▶ _WHAT THE EXERCISE ASKS_
Lay out every line of the items below as a Markdown table with the columns "Row" and "Line," skipping blank lines and leaving the pictures out.

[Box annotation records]
________________
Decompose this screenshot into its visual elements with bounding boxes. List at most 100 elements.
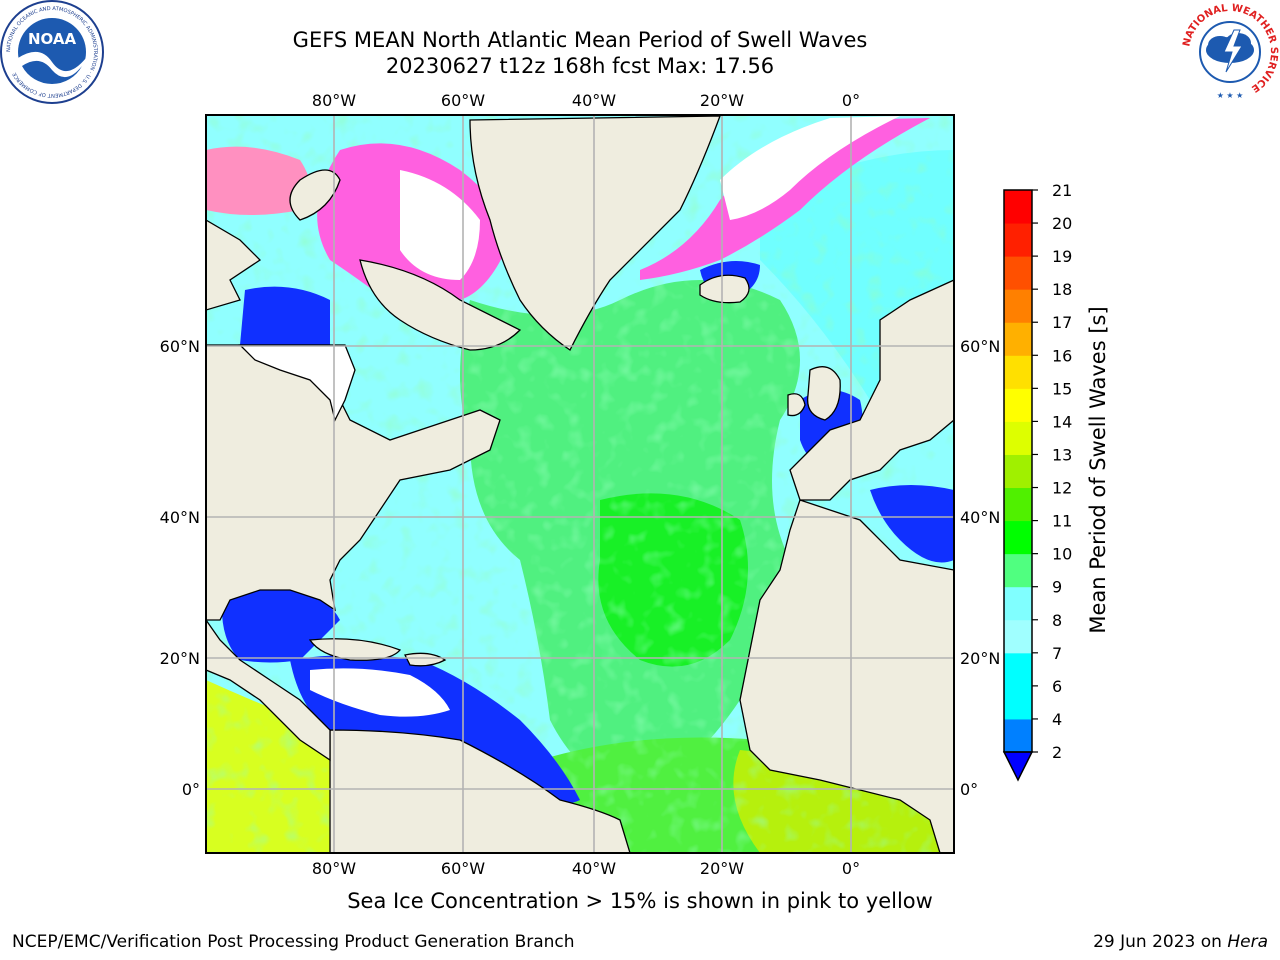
colorbar-tick-label: 17	[1052, 313, 1072, 332]
land-hispaniola	[404, 652, 447, 667]
colorbar-tick-label: 9	[1052, 578, 1062, 597]
land-ireland	[787, 393, 806, 417]
lat-label-right: 60°N	[960, 337, 1000, 356]
colorbar-tick-label: 4	[1052, 710, 1062, 729]
lon-label-top: 20°W	[700, 91, 744, 110]
colorbar-tick-label: 14	[1052, 412, 1072, 431]
colorbar-segment	[1004, 190, 1032, 224]
lon-label-bottom: 40°W	[572, 859, 616, 878]
colorbar-tick-label: 20	[1052, 214, 1072, 233]
map-frame	[205, 114, 955, 854]
mediterranean-low-period	[870, 485, 954, 563]
land-iberia-africa	[739, 499, 954, 853]
lon-label-top: 40°W	[572, 91, 616, 110]
lat-label-right: 0°	[960, 780, 978, 799]
land-north-america	[206, 344, 501, 621]
colorbar-segment	[1004, 256, 1032, 290]
colorbar-tick-label: 19	[1052, 247, 1072, 266]
colorbar-tick-label: 10	[1052, 545, 1072, 564]
svg-text:★ ★ ★: ★ ★ ★	[1217, 91, 1244, 100]
colorbar-tick-label: 16	[1052, 346, 1072, 365]
colorbar-segment	[1004, 553, 1032, 588]
colorbar-segment	[1004, 685, 1032, 720]
land-europe	[789, 115, 954, 501]
colorbar-segment	[1004, 619, 1032, 654]
land-labrador	[359, 259, 522, 351]
lat-label-left: 0°	[182, 780, 200, 799]
colorbar-segment	[1004, 223, 1032, 257]
colorbar-segment	[1004, 421, 1032, 455]
colorbar-extend-triangle	[1002, 751, 1034, 782]
colorbar-segment	[1004, 388, 1032, 422]
colorbar: 2 4 6 7 8 9 10 11 12 13 14 15 16 17 18 19 20 21 Mean Peri…	[1002, 181, 1110, 782]
masked-hudson-bay	[238, 344, 356, 422]
sea-ice-baffin-white	[400, 170, 480, 280]
colorbar-tick-label: 6	[1052, 677, 1062, 696]
chart-title: GEFS MEAN North Atlantic Mean Period of …	[292, 28, 868, 52]
gulf-of-mexico-low-period	[221, 588, 340, 663]
land-baffin-island	[289, 169, 341, 221]
lon-label-bottom: 80°W	[312, 859, 356, 878]
land-central-america	[206, 618, 331, 762]
sea-ice-note: Sea Ice Concentration > 15% is shown in …	[347, 889, 933, 913]
lon-label-top: 0°	[842, 91, 860, 110]
sea-ice-greenland-east	[640, 118, 930, 280]
colorbar-segment	[1004, 355, 1032, 389]
lat-label-right: 20°N	[960, 649, 1000, 668]
lon-label-bottom: 20°W	[700, 859, 744, 878]
footer-machine: Hera	[1227, 932, 1268, 952]
land-greenland	[469, 115, 721, 351]
colorbar-segment	[1004, 454, 1032, 489]
lon-labels-bottom: 80°W 60°W 40°W 20°W 0°	[312, 859, 860, 878]
lat-labels-left: 60°N 40°N 20°N 0°	[160, 337, 200, 799]
colorbar-segment	[1004, 289, 1032, 323]
colorbar-tick-label: 11	[1052, 512, 1072, 531]
noaa-logo-text: NOAA	[28, 30, 77, 48]
lon-label-bottom: 60°W	[441, 859, 485, 878]
colorbar-segments	[1004, 190, 1032, 753]
colorbar-tick-label: 2	[1052, 743, 1062, 762]
colorbar-segment	[1004, 586, 1032, 621]
lat-labels-right: 60°N 40°N 20°N 0°	[960, 337, 1000, 799]
colorbar-tick-label: 8	[1052, 611, 1062, 630]
footer-date-text: 29 Jun 2023 on	[1093, 932, 1228, 952]
sea-ice-greenland-east-white	[720, 116, 900, 220]
land-canada-north	[206, 219, 262, 311]
colorbar-tick-label: 7	[1052, 644, 1062, 663]
land-masses	[206, 115, 954, 853]
hudson-bay-low-period	[240, 286, 330, 345]
lat-label-left: 40°N	[160, 508, 200, 527]
colorbar-segment	[1004, 322, 1032, 356]
colorbar-tick-label: 15	[1052, 379, 1072, 398]
colorbar-tick-label: 12	[1052, 479, 1072, 498]
sea-ice-arctic-archipelago	[206, 146, 310, 215]
land-cuba	[308, 638, 402, 661]
colorbar-segment	[1004, 652, 1032, 687]
colorbar-segment	[1004, 718, 1032, 753]
lat-label-left: 60°N	[160, 337, 200, 356]
lon-label-top: 60°W	[441, 91, 485, 110]
lat-label-left: 20°N	[160, 649, 200, 668]
nws-logo: NATIONAL WEATHER SERVICE ★ ★ ★	[1181, 3, 1279, 100]
colorbar-segment	[1004, 487, 1032, 522]
colorbar-segment	[1004, 520, 1032, 555]
noaa-logo: NATIONAL OCEANIC AND ATMOSPHERIC ADMINIS…	[0, 0, 104, 104]
map-area	[206, 115, 954, 853]
lat-label-right: 40°N	[960, 508, 1000, 527]
land-south-america	[329, 729, 631, 853]
colorbar-tick-label: 13	[1052, 445, 1072, 464]
colorbar-frame	[1003, 189, 1033, 753]
colorbar-title: Mean Period of Swell Waves [s]	[1086, 306, 1110, 633]
chart-subtitle: 20230627 t12z 168h fcst Max: 17.56	[385, 54, 775, 78]
colorbar-ticks: 2 4 6 7 8 9 10 11 12 13 14 15 16 17 18 19 20 21	[1032, 181, 1072, 762]
lon-label-bottom: 0°	[842, 859, 860, 878]
masked-caribbean	[310, 668, 450, 717]
footer-date: 29 Jun 2023 on Hera	[1093, 932, 1268, 952]
colorbar-tick-label: 21	[1052, 181, 1072, 200]
graticule	[206, 115, 954, 853]
lon-label-top: 80°W	[312, 91, 356, 110]
colorbar-tick-label: 18	[1052, 280, 1072, 299]
footer-credit: NCEP/EMC/Verification Post Processing Pr…	[12, 932, 575, 952]
land-british-isles	[806, 366, 841, 421]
________________
▶ _SOLVED PROBLEM_
| Row | Line |
|---|---|
| 1 | Decompose this screenshot into its visual elements with bounding boxes. List at most 100 elements. |
| 2 | colorbar-tick-label: 17	[1052, 313, 1072, 332] |
| 3 | land-hispaniola	[404, 652, 447, 667] |
| 4 | colorbar-tick-label: 9	[1052, 578, 1062, 597] |
| 5 | land-ireland	[787, 393, 806, 417] |
| 6 | lat-label-right: 60°N	[960, 337, 1000, 356] |
| 7 | colorbar-tick-label: 4	[1052, 710, 1062, 729] |
| 8 | lon-label-top: 20°W	[700, 91, 744, 110] |
| 9 | colorbar-tick-label: 14	[1052, 412, 1072, 431] |
| 10 | colorbar-segment	[1004, 190, 1032, 224] |
| 11 | lon-label-bottom: 40°W	[572, 859, 616, 878] |
| 12 | colorbar-tick-label: 20	[1052, 214, 1072, 233] |
| 13 | map-frame	[205, 114, 955, 854] |
| 14 | mediterranean-low-period	[870, 485, 954, 563] |
| 15 | land-iberia-africa	[739, 499, 954, 853] |
| 16 | lon-label-top: 40°W	[572, 91, 616, 110] |
| 17 | lat-label-right: 0°	[960, 780, 978, 799] |
| 18 | land-north-america	[206, 344, 501, 621] |
| 19 | colorbar-segment	[1004, 256, 1032, 290] |
| 20 | colorbar-tick-label: 19	[1052, 247, 1072, 266] |
| 21 | colorbar-tick-label: 10	[1052, 545, 1072, 564] |
| 22 | svg-text:★ ★ ★: ★ ★ ★	[1217, 91, 1244, 100] |
| 23 | colorbar-tick-label: 16	[1052, 346, 1072, 365] |
| 24 | colorbar-segment	[1004, 553, 1032, 588] |
| 25 | colorbar-segment	[1004, 685, 1032, 720] |
| 26 | land-europe	[789, 115, 954, 501] |
| 27 | colorbar-segment	[1004, 619, 1032, 654] |
| 28 | land-labrador	[359, 259, 522, 351] |
| 29 | lat-label-left: 0°	[182, 780, 200, 799] |
| 30 | colorbar-segment	[1004, 223, 1032, 257] |
| 31 | colorbar-segment	[1004, 421, 1032, 455] |
| 32 | colorbar-extend-triangle	[1002, 751, 1034, 782] |
| 33 | colorbar-segment	[1004, 388, 1032, 422] |
| 34 | colorbar: 2 4 6 7 8 9 10 11 12 13 14 15 16 17 18 19 20 21 Mean Peri…	[1002, 181, 1110, 782] |
| 35 | masked-hudson-bay	[238, 344, 356, 422] |
| 36 | sea-ice-baffin-white	[400, 170, 480, 280] |
| 37 | colorbar-tick-label: 6	[1052, 677, 1062, 696] |
| 38 | chart-title: GEFS MEAN North Atlantic Mean Period of …	[292, 28, 868, 52] |
| 39 | gulf-of-mexico-low-period	[221, 588, 340, 663] |
| 40 | land-baffin-island	[289, 169, 341, 221] |
| 41 | lon-label-bottom: 80°W	[312, 859, 356, 878] |
| 42 | land-central-america	[206, 618, 331, 762] |
| 43 | sea-ice-note: Sea Ice Concentration > 15% is shown in …	[347, 889, 933, 913] |
| 44 | lon-label-top: 0°	[842, 91, 860, 110] |
| 45 | sea-ice-greenland-east	[640, 118, 930, 280] |
| 46 | colorbar-segment	[1004, 355, 1032, 389] |
| 47 | lat-label-right: 20°N	[960, 649, 1000, 668] |
| 48 | lon-label-bottom: 20°W	[700, 859, 744, 878] |
| 49 | footer-machine: Hera	[1227, 932, 1268, 952] |
| 50 | land-greenland	[469, 115, 721, 351] |
| 51 | colorbar-segment	[1004, 454, 1032, 489] |
| 52 | lon-labels-bottom: 80°W 60°W 40°W 20°W 0°	[312, 859, 860, 878] |
| 53 | lat-labels-left: 60°N 40°N 20°N 0°	[160, 337, 200, 799] |
| 54 | colorbar-segment	[1004, 289, 1032, 323] |
| 55 | colorbar-tick-label: 11	[1052, 512, 1072, 531] |
| 56 | noaa-logo-text: NOAA	[28, 30, 77, 48] |
| 57 | lon-label-bottom: 60°W	[441, 859, 485, 878] |
| 58 | colorbar-segments	[1004, 190, 1032, 753] |
| 59 | colorbar-tick-label: 2	[1052, 743, 1062, 762] |
| 60 | colorbar-segment	[1004, 586, 1032, 621] |
| 61 | lat-labels-right: 60°N 40°N 20°N 0°	[960, 337, 1000, 799] |
| 62 | colorbar-tick-label: 8	[1052, 611, 1062, 630] |
| 63 | footer-date-text: 29 Jun 2023 on	[1093, 932, 1228, 952] |
| 64 | sea-ice-greenland-east-white	[720, 116, 900, 220] |
| 65 | land-canada-north	[206, 219, 262, 311] |
| 66 | colorbar-tick-label: 7	[1052, 644, 1062, 663] |
| 67 | land-masses	[206, 115, 954, 853] |
| 68 | hudson-bay-low-period	[240, 286, 330, 345] |
| 69 | lat-label-left: 40°N	[160, 508, 200, 527] |
| 70 | colorbar-segment	[1004, 322, 1032, 356] |
| 71 | colorbar-tick-label: 15	[1052, 379, 1072, 398] |
| 72 | colorbar-tick-label: 12	[1052, 479, 1072, 498] |
| 73 | sea-ice-arctic-archipelago	[206, 146, 310, 215] |
| 74 | land-cuba	[308, 638, 402, 661] |
| 75 | colorbar-segment	[1004, 652, 1032, 687] |
| 76 | colorbar-segment	[1004, 718, 1032, 753] |
| 77 | lat-label-left: 60°N	[160, 337, 200, 356] |
| 78 | lon-label-top: 60°W	[441, 91, 485, 110] |
| 79 | lat-label-left: 20°N	[160, 649, 200, 668] |
| 80 | nws-logo: NATIONAL WEATHER SERVICE ★ ★ ★	[1181, 3, 1279, 100] |
| 81 | colorbar-segment	[1004, 487, 1032, 522] |
| 82 | colorbar-segment	[1004, 520, 1032, 555] |
| 83 | noaa-logo: NATIONAL OCEANIC AND ATMOSPHERIC ADMINIS…	[0, 0, 104, 104] |
| 84 | map-area	[206, 115, 954, 853] |
| 85 | lat-label-right: 40°N	[960, 508, 1000, 527] |
| 86 | land-south-america	[329, 729, 631, 853] |
| 87 | colorbar-tick-label: 13	[1052, 445, 1072, 464] |
| 88 | colorbar-frame	[1003, 189, 1033, 753] |
| 89 | colorbar-title: Mean Period of Swell Waves [s]	[1086, 306, 1110, 633] |
| 90 | chart-subtitle: 20230627 t12z 168h fcst Max: 17.56	[385, 54, 775, 78] |
| 91 | colorbar-ticks: 2 4 6 7 8 9 10 11 12 13 14 15 16 17 18 19 20 21	[1032, 181, 1072, 762] |
| 92 | lon-label-bottom: 0°	[842, 859, 860, 878] |
| 93 | masked-caribbean	[310, 668, 450, 717] |
| 94 | footer-date: 29 Jun 2023 on Hera	[1093, 932, 1268, 952] |
| 95 | colorbar-tick-label: 21	[1052, 181, 1072, 200] |
| 96 | graticule	[206, 115, 954, 853] |
| 97 | lon-label-top: 80°W	[312, 91, 356, 110] |
| 98 | colorbar-tick-label: 18	[1052, 280, 1072, 299] |
| 99 | footer-credit: NCEP/EMC/Verification Post Processing Pr…	[12, 932, 575, 952] |
| 100 | land-british-isles	[806, 366, 841, 421] |